EXERCISE GOAL: Identify all lines in the listing that include the word "moyens", and copy them out.

MATERIAL FOR THE TASK:
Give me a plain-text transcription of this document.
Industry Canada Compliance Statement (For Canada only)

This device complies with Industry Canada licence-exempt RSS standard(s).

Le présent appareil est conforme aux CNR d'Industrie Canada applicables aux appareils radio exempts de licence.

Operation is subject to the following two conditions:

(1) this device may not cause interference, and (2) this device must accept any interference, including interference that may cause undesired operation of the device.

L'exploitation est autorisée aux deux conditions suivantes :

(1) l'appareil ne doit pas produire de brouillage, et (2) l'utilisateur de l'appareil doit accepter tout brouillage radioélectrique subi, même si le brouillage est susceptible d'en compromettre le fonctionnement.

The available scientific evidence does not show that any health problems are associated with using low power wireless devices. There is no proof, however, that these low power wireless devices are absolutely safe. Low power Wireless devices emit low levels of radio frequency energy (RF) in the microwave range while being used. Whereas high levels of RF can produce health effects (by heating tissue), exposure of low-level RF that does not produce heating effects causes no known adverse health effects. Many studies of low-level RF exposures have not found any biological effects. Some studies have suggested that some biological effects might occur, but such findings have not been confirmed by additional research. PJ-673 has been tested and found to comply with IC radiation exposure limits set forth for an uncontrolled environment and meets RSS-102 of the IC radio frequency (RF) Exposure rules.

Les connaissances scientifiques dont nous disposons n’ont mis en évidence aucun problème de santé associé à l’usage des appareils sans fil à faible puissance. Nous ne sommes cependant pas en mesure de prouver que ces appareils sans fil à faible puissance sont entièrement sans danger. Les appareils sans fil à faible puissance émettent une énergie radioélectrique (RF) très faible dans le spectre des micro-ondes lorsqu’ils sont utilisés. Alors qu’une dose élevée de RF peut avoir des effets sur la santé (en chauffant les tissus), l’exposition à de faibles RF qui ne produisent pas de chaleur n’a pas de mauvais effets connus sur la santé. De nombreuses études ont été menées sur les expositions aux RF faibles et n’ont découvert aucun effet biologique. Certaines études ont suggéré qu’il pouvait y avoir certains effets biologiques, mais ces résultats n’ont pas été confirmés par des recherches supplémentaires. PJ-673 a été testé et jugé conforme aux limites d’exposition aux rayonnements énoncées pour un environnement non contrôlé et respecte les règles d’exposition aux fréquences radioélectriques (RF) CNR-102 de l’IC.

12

---

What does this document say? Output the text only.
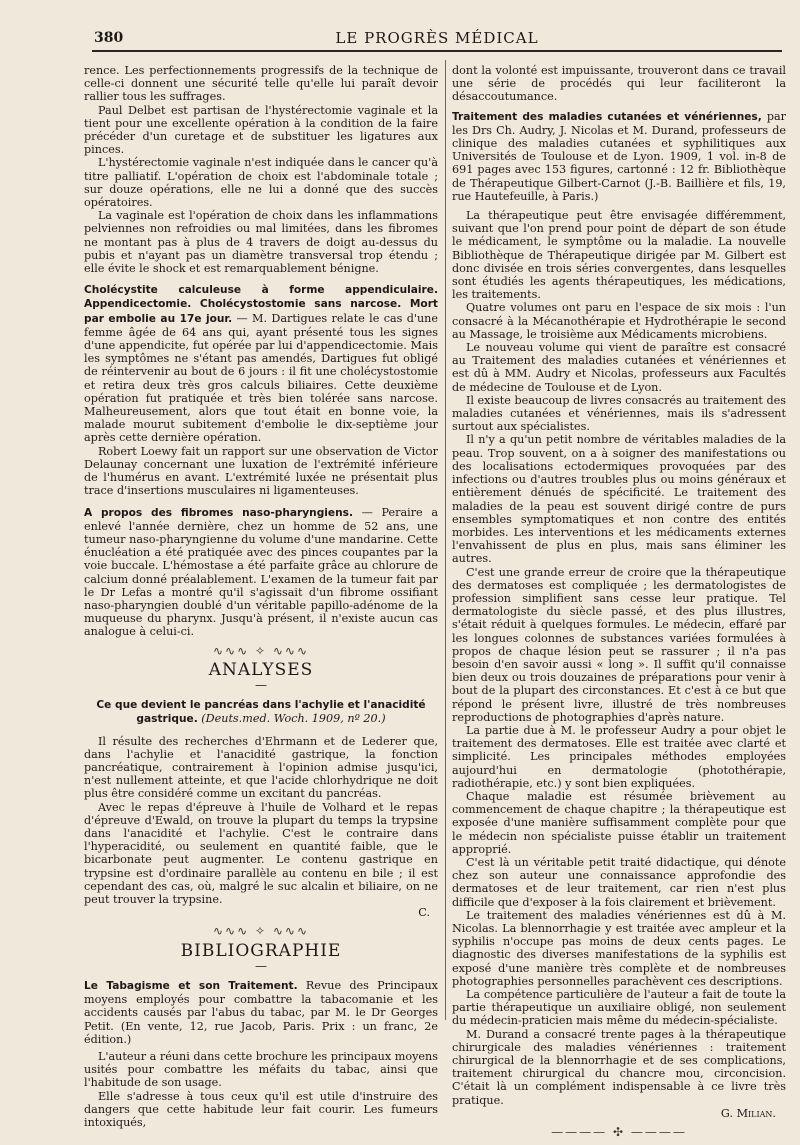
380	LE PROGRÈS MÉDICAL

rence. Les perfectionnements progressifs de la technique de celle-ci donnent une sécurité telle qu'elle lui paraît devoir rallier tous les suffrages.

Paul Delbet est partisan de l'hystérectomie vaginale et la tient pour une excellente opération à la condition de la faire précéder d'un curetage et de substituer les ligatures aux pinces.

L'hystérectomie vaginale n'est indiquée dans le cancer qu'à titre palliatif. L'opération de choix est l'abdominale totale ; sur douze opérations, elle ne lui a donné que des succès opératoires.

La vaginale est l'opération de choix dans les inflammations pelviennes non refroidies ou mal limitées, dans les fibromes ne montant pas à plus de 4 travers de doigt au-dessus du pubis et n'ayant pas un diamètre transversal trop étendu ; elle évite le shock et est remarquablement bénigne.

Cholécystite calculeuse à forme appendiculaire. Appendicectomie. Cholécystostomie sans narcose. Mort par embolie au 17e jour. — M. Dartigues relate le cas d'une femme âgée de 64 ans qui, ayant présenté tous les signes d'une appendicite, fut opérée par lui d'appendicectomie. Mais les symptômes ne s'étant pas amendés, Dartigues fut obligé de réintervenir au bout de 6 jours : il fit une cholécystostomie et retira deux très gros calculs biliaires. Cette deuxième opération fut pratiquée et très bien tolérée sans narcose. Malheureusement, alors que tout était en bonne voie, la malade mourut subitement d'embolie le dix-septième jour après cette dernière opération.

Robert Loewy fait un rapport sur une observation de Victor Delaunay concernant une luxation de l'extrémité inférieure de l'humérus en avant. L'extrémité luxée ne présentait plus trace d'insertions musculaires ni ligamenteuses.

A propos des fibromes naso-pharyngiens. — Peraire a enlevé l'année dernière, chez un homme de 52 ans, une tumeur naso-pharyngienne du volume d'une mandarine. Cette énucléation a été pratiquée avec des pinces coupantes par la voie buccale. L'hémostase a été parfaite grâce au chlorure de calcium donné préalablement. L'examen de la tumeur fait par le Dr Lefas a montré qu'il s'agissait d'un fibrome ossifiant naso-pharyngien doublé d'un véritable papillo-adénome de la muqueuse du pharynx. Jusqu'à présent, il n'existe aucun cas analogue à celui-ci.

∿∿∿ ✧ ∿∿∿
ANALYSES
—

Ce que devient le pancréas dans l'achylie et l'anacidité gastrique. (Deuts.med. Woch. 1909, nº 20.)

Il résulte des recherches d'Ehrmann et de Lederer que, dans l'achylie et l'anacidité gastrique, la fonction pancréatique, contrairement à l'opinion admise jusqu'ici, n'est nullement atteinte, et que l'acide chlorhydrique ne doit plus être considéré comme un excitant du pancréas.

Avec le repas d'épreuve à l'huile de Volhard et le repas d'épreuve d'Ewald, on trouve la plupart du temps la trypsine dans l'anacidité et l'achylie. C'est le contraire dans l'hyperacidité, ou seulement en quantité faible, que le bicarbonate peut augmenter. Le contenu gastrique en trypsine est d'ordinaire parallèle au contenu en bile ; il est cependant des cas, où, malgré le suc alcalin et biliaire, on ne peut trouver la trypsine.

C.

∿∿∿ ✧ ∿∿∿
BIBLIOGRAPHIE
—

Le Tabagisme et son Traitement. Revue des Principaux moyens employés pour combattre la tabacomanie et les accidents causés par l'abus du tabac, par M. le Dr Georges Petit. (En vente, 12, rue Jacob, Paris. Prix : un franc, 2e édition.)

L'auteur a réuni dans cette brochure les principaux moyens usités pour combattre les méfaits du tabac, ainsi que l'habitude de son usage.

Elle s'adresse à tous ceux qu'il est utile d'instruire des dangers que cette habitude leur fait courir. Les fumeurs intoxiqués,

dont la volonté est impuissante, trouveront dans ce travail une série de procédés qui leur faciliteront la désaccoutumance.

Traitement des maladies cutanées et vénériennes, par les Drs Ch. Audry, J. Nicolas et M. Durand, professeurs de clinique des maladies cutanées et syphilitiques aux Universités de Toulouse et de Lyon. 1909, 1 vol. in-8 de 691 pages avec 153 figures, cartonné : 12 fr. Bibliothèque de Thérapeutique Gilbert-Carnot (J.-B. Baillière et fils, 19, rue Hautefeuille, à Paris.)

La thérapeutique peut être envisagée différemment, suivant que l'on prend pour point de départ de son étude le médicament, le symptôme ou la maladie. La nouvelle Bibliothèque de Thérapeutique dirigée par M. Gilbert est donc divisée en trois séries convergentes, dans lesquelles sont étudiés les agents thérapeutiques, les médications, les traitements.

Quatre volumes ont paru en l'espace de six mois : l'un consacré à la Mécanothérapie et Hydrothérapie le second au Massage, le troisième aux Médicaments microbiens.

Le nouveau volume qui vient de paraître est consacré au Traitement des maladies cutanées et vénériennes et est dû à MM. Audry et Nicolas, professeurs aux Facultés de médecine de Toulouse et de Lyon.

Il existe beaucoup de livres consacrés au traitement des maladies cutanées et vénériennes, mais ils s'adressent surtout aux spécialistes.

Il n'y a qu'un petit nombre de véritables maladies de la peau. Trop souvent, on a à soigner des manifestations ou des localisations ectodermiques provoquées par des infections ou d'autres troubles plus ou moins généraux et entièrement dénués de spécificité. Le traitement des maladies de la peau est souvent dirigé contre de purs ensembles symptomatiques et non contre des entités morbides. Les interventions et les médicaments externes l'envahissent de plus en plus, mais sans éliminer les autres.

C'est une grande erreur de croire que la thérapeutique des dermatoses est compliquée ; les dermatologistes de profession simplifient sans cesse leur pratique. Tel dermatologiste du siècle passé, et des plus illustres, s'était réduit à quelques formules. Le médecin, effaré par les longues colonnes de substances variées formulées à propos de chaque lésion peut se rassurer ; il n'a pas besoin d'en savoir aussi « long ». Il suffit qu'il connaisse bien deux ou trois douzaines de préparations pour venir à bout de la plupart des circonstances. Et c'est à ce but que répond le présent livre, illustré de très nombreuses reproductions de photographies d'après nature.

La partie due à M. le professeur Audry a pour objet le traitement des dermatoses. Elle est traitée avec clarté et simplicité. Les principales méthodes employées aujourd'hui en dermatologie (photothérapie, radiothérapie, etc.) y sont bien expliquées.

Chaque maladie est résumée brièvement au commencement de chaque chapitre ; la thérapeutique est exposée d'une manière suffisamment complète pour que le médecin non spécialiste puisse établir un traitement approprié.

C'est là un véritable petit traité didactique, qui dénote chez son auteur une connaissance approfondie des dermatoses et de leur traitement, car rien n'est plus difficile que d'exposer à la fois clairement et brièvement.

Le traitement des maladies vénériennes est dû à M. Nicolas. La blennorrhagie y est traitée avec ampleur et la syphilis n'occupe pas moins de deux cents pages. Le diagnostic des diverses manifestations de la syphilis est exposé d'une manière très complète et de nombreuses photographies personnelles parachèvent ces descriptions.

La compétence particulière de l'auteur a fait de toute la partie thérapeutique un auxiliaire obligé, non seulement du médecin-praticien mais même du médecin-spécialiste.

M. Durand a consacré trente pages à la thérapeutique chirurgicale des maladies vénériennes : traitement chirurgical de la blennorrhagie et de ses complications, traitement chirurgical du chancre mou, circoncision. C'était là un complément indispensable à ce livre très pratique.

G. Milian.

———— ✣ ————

* * *

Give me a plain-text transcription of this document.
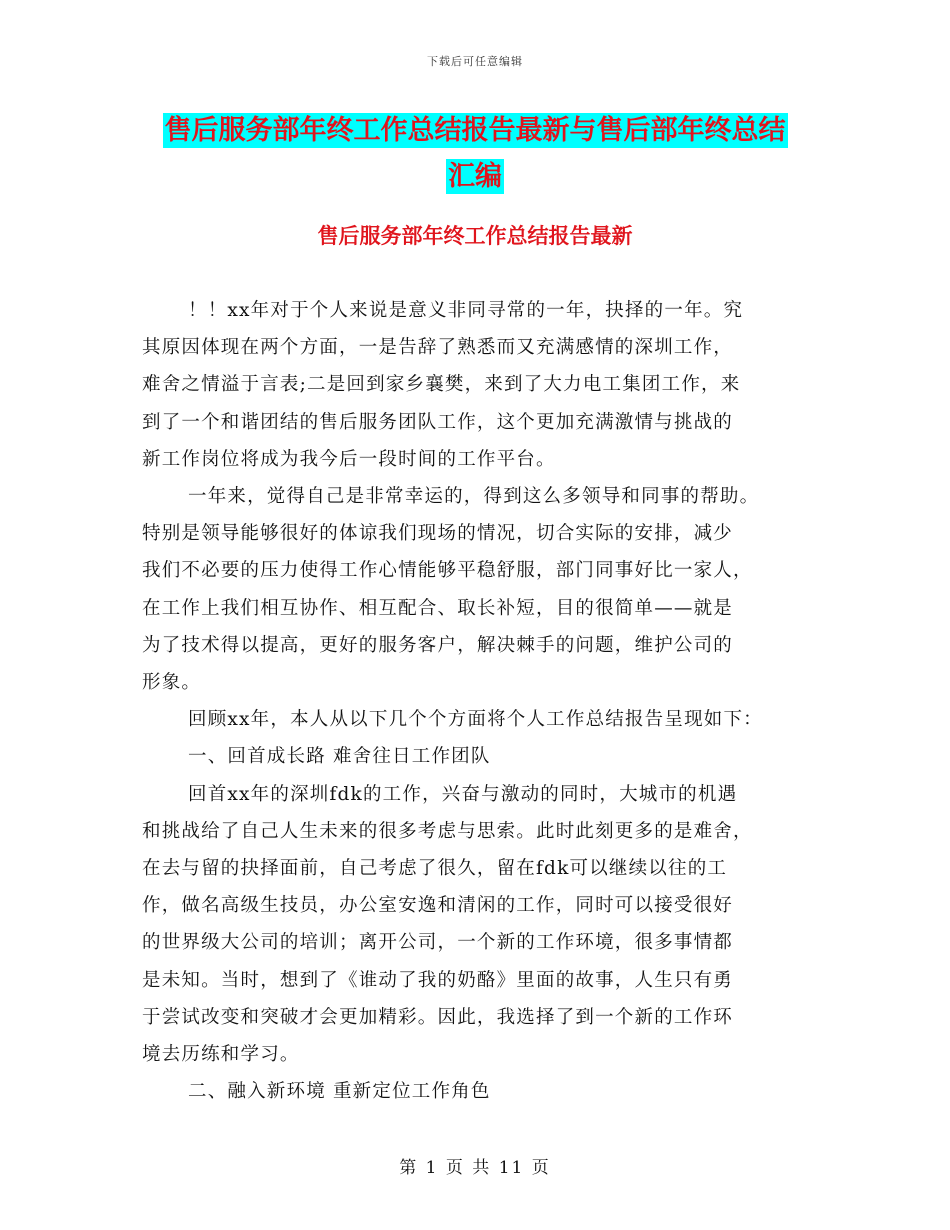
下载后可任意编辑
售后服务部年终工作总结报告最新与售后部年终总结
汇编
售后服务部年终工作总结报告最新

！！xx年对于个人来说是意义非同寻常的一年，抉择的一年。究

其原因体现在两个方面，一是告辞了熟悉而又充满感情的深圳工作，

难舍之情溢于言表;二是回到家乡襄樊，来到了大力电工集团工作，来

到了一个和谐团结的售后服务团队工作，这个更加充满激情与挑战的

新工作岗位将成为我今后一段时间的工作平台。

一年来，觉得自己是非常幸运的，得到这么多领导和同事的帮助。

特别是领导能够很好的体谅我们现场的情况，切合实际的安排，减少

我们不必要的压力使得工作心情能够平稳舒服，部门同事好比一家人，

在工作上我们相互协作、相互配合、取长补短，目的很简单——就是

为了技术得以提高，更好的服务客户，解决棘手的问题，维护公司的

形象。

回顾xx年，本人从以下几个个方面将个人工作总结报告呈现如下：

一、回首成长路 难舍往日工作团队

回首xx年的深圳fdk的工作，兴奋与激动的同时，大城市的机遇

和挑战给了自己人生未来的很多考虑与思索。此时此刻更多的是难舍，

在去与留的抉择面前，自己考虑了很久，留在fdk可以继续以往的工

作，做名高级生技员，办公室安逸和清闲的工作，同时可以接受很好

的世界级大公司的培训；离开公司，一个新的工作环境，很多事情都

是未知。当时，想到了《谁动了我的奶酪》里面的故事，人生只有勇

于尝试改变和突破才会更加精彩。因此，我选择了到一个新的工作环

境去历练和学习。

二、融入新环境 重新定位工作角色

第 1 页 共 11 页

WRITTEN SOLUTION:
Le Tabagisme et son Traitement. Revue des Principaux moyens employés pour combattre la tabacomanie et les accidents causés par l'abus du tabac, par M. le Dr Georges Petit. (En vente, 12, rue Jacob, Paris. Prix : un franc, 2e édition.)
L'auteur a réuni dans cette brochure les principaux moyens usités pour combattre les méfaits du tabac, ainsi que l'habitude de son usage.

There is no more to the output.